Copy the lines that follow, keeping every character the same.

↓↓↓

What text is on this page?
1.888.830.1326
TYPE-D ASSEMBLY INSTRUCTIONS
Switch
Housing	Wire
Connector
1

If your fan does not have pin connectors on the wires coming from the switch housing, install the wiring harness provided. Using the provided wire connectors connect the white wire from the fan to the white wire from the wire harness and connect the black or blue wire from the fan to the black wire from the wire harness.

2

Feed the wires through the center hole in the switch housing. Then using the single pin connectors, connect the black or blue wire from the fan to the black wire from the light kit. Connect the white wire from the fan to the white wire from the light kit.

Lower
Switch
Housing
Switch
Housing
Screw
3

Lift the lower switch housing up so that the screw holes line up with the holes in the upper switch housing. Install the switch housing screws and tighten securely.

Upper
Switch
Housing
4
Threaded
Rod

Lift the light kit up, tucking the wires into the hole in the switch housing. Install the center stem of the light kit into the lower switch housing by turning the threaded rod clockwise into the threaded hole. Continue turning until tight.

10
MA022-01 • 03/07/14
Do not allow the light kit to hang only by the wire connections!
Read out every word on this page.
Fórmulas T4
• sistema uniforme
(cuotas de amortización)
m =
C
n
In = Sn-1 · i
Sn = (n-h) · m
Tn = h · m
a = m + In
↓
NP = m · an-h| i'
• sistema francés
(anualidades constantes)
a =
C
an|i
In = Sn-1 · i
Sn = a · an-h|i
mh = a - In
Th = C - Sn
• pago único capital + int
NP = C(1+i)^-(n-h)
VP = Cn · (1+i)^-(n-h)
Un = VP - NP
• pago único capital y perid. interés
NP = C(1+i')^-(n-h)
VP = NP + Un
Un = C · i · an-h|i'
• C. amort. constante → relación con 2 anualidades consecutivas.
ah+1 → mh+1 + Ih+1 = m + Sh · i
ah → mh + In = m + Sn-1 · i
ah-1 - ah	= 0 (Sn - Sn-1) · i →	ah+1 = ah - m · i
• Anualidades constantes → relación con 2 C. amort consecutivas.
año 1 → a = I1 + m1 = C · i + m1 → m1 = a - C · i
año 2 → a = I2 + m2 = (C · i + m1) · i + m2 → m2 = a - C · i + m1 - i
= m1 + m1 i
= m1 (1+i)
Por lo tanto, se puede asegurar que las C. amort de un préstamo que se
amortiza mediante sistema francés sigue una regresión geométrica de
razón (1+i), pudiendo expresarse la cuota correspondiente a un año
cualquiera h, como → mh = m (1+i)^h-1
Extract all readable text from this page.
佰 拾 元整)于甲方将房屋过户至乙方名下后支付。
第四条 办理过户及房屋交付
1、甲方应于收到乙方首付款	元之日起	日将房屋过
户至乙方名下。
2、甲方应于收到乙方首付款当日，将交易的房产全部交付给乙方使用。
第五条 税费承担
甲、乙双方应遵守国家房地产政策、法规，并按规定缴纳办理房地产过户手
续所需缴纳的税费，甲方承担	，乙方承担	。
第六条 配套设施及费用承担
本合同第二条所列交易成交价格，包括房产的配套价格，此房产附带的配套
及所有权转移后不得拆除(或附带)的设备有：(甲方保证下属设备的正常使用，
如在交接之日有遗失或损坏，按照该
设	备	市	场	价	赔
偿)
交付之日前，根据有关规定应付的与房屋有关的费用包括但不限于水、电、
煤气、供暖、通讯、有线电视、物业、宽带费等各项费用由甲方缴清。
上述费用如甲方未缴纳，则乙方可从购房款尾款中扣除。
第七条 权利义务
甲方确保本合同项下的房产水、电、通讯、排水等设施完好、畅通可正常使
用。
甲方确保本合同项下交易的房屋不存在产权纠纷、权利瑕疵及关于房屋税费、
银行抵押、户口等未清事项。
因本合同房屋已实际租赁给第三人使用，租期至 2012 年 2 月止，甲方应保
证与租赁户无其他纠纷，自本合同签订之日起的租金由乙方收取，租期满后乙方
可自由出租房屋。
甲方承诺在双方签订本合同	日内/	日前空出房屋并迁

↑↑↑

### Response to this task
What text is on this page?
1.888.830.1326
TYPE-D ASSEMBLY INSTRUCTIONS
Switch
Housing	Wire
Connector
1

If your fan does not have pin connectors on the wires coming from the switch housing, install the wiring harness provided. Using the provided wire connectors connect the white wire from the fan to the white wire from the wire harness and connect the black or blue wire from the fan to the black wire from the wire harness.

2

Feed the wires through the center hole in the switch housing. Then using the single pin connectors, connect the black or blue wire from the fan to the black wire from the light kit. Connect the white wire from the fan to the white wire from the light kit.

Lower
Switch
Housing
Switch
Housing
Screw
3

Lift the lower switch housing up so that the screw holes line up with the holes in the upper switch housing. Install the switch housing screws and tighten securely.

Upper
Switch
Housing
4
Threaded
Rod

Lift the light kit up, tucking the wires into the hole in the switch housing. Install the center stem of the light kit into the lower switch housing by turning the threaded rod clockwise into the threaded hole. Continue turning until tight.

10
MA022-01 • 03/07/14
Do not allow the light kit to hang only by the wire connections!
Read out every word on this page.
Fórmulas T4
• sistema uniforme
(cuotas de amortización)
m =
C
n
In = Sn-1 · i
Sn = (n-h) · m
Tn = h · m
a = m + In
↓
NP = m · an-h| i'
• sistema francés
(anualidades constantes)
a =
C
an|i
In = Sn-1 · i
Sn = a · an-h|i
mh = a - In
Th = C - Sn
• pago único capital + int
NP = C(1+i)^-(n-h)
VP = Cn · (1+i)^-(n-h)
Un = VP - NP
• pago único capital y perid. interés
NP = C(1+i')^-(n-h)
VP = NP + Un
Un = C · i · an-h|i'
• C. amort. constante → relación con 2 anualidades consecutivas.
ah+1 → mh+1 + Ih+1 = m + Sh · i
ah → mh + In = m + Sn-1 · i
ah-1 - ah	= 0 (Sn - Sn-1) · i →	ah+1 = ah - m · i
• Anualidades constantes → relación con 2 C. amort consecutivas.
año 1 → a = I1 + m1 = C · i + m1 → m1 = a - C · i
año 2 → a = I2 + m2 = (C · i + m1) · i + m2 → m2 = a - C · i + m1 - i
= m1 + m1 i
= m1 (1+i)
Por lo tanto, se puede asegurar que las C. amort de un préstamo que se
amortiza mediante sistema francés sigue una regresión geométrica de
razón (1+i), pudiendo expresarse la cuota correspondiente a un año
cualquiera h, como → mh = m (1+i)^h-1
Extract all readable text from this page.
佰 拾 元整)于甲方将房屋过户至乙方名下后支付。
第四条 办理过户及房屋交付
1、甲方应于收到乙方首付款	元之日起	日将房屋过
户至乙方名下。
2、甲方应于收到乙方首付款当日，将交易的房产全部交付给乙方使用。
第五条 税费承担
甲、乙双方应遵守国家房地产政策、法规，并按规定缴纳办理房地产过户手
续所需缴纳的税费，甲方承担	，乙方承担	。
第六条 配套设施及费用承担
本合同第二条所列交易成交价格，包括房产的配套价格，此房产附带的配套
及所有权转移后不得拆除(或附带)的设备有：(甲方保证下属设备的正常使用，
如在交接之日有遗失或损坏，按照该
设	备	市	场	价	赔
偿)
交付之日前，根据有关规定应付的与房屋有关的费用包括但不限于水、电、
煤气、供暖、通讯、有线电视、物业、宽带费等各项费用由甲方缴清。
上述费用如甲方未缴纳，则乙方可从购房款尾款中扣除。
第七条 权利义务
甲方确保本合同项下的房产水、电、通讯、排水等设施完好、畅通可正常使
用。
甲方确保本合同项下交易的房屋不存在产权纠纷、权利瑕疵及关于房屋税费、
银行抵押、户口等未清事项。
因本合同房屋已实际租赁给第三人使用，租期至 2012 年 2 月止，甲方应保
证与租赁户无其他纠纷，自本合同签订之日起的租金由乙方收取，租期满后乙方
可自由出租房屋。
甲方承诺在双方签订本合同	日内/	日前空出房屋并迁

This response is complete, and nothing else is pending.